§ WORK TO COMPLETE:
Repeat, without any change, the entries presented below.

[start]

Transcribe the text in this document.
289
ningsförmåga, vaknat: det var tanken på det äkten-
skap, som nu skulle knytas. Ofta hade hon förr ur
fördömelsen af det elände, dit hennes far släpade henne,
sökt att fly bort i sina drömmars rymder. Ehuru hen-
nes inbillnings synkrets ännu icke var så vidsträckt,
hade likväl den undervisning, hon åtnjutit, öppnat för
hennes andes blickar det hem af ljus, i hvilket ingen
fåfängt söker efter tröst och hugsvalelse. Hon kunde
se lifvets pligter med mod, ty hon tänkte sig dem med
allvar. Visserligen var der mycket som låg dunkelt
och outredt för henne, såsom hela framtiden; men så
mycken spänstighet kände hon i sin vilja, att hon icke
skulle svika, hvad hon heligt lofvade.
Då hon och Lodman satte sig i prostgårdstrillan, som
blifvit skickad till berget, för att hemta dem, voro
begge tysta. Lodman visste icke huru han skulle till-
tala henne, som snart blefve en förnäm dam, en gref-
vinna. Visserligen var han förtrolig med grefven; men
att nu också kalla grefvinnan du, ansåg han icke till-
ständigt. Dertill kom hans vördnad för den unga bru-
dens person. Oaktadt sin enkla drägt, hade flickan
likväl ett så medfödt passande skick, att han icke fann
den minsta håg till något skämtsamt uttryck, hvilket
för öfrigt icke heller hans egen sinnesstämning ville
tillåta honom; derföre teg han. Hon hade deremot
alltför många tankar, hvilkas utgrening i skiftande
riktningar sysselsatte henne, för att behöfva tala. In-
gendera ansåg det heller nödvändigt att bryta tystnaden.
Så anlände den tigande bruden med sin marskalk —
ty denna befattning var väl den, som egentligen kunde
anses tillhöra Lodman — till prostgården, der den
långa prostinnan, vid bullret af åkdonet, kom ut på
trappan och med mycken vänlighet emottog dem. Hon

[end]

§ RESULT FOR THIS EXERCISE:
Transcribe the text in this document.
289
ningsförmåga, vaknat: det var tanken på det äkten-
skap, som nu skulle knytas. Ofta hade hon förr ur
fördömelsen af det elände, dit hennes far släpade henne,
sökt att fly bort i sina drömmars rymder. Ehuru hen-
nes inbillnings synkrets ännu icke var så vidsträckt,
hade likväl den undervisning, hon åtnjutit, öppnat för
hennes andes blickar det hem af ljus, i hvilket ingen
fåfängt söker efter tröst och hugsvalelse. Hon kunde
se lifvets pligter med mod, ty hon tänkte sig dem med
allvar. Visserligen var der mycket som låg dunkelt
och outredt för henne, såsom hela framtiden; men så
mycken spänstighet kände hon i sin vilja, att hon icke
skulle svika, hvad hon heligt lofvade.
Då hon och Lodman satte sig i prostgårdstrillan, som
blifvit skickad till berget, för att hemta dem, voro
begge tysta. Lodman visste icke huru han skulle till-
tala henne, som snart blefve en förnäm dam, en gref-
vinna. Visserligen var han förtrolig med grefven; men
att nu också kalla grefvinnan du, ansåg han icke till-
ständigt. Dertill kom hans vördnad för den unga bru-
dens person. Oaktadt sin enkla drägt, hade flickan
likväl ett så medfödt passande skick, att han icke fann
den minsta håg till något skämtsamt uttryck, hvilket
för öfrigt icke heller hans egen sinnesstämning ville
tillåta honom; derföre teg han. Hon hade deremot
alltför många tankar, hvilkas utgrening i skiftande
riktningar sysselsatte henne, för att behöfva tala. In-
gendera ansåg det heller nödvändigt att bryta tystnaden.
Så anlände den tigande bruden med sin marskalk —
ty denna befattning var väl den, som egentligen kunde
anses tillhöra Lodman — till prostgården, der den
långa prostinnan, vid bullret af åkdonet, kom ut på
trappan och med mycken vänlighet emottog dem. Hon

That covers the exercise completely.